## Exercício escrito A
Segundo Ademir Braz no trecho do documento, qual nome para o possível novo estado é horrível?
## Exercício escrito B
Retome o trecho do documento, com os comentários sobre os conflitos regionais e a criação de um novo estado, a partir do ponto em que ele termina.

====== Trecho do documento

Acho a figura de linguagem interessante: todo mundo é boi!!
mansos, cordatos, pacíficos e chifrudos!!! Prontos pro abate!
jycc

Anônimo disse...

...Existe uma grande quantidade de mediações entre a ação individual e a síntese social que permite construir e/ou identificar um sujeito coletivo. Entretanto, desentranhá-las é parte de uma tarefa também coletiva.
Para Gramsci a essência da concepção do mundo está na vida cotidiana, na relação concreta e específica dos trabalhadores...
Ana Esther Ceceña - Cientista Social(México).

O “quase” é o destaque do poema de Ademir Braz. Parabéns ao texto de da Cruz Neto.
Bjs.

Ademir Braz disse...

O jycc está certo, Neto. Mas o importane mesmo é a discussão dos problemas locais e regionais.
Não vejo como nos tornarmos estado (carajás é nome horrível!)sem mudar o perfil de conflitos que nos tem caracterizado até aqui. Ou seja, não podemos deixar para depois, o que precisa ser repensado desde décadas.
Obrigado aos dois pela visita.

Ademir Braz disse...

============
====== Dados brutos

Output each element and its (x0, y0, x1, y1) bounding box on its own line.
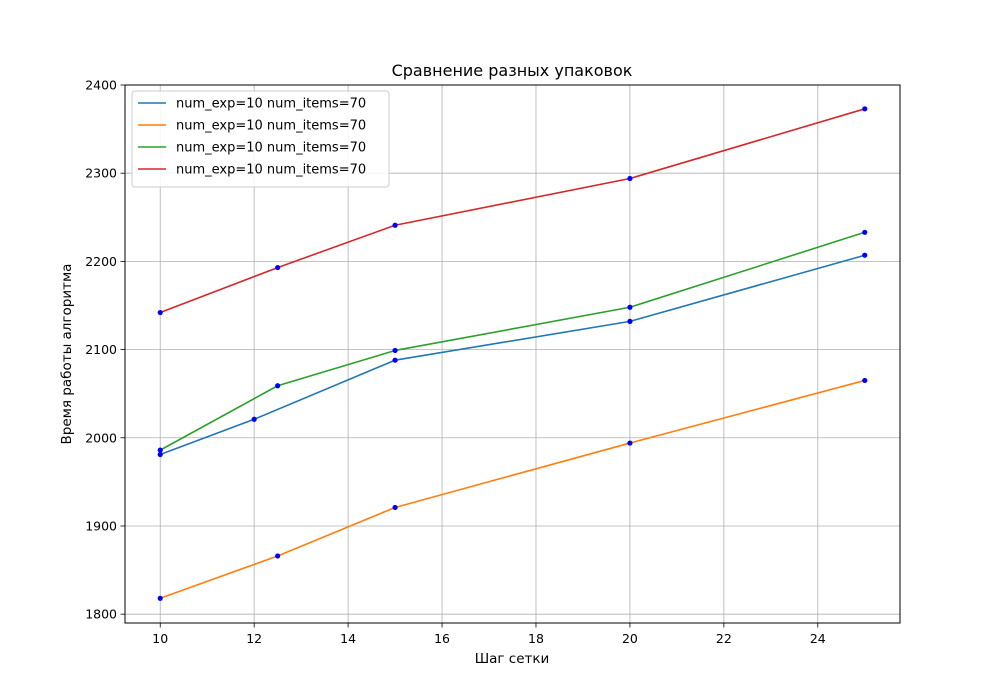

============

## Resposta escrita A
Carajás.

## Resposta escrita B
Oi, Cris:
O Neto é uma das nossas melhores cabeças. jycc também. Fico feliz que Quaradouro os tenha motivado e a nossos leitores.

Anônimo disse...

Mundico, possa parecer preciosismo, mas considero o poema citado como o nosso "canto do cisne", Pagão, até mesmo inconscientemente ou não, captou o poema toda a nossa tragédia no momento mais triste de nossa estória local (transmazônica, violência, ditadura, pro-tempores, área de segurança nacional, terror, etc). O poema dele foi a única resistência que àquela época conseguimos esboçar, através da sensibilidade incomum do poeta. Há anos estudo este poema e um dia - quem sabe? - devo fazer minhas considerações. Viva o poeta!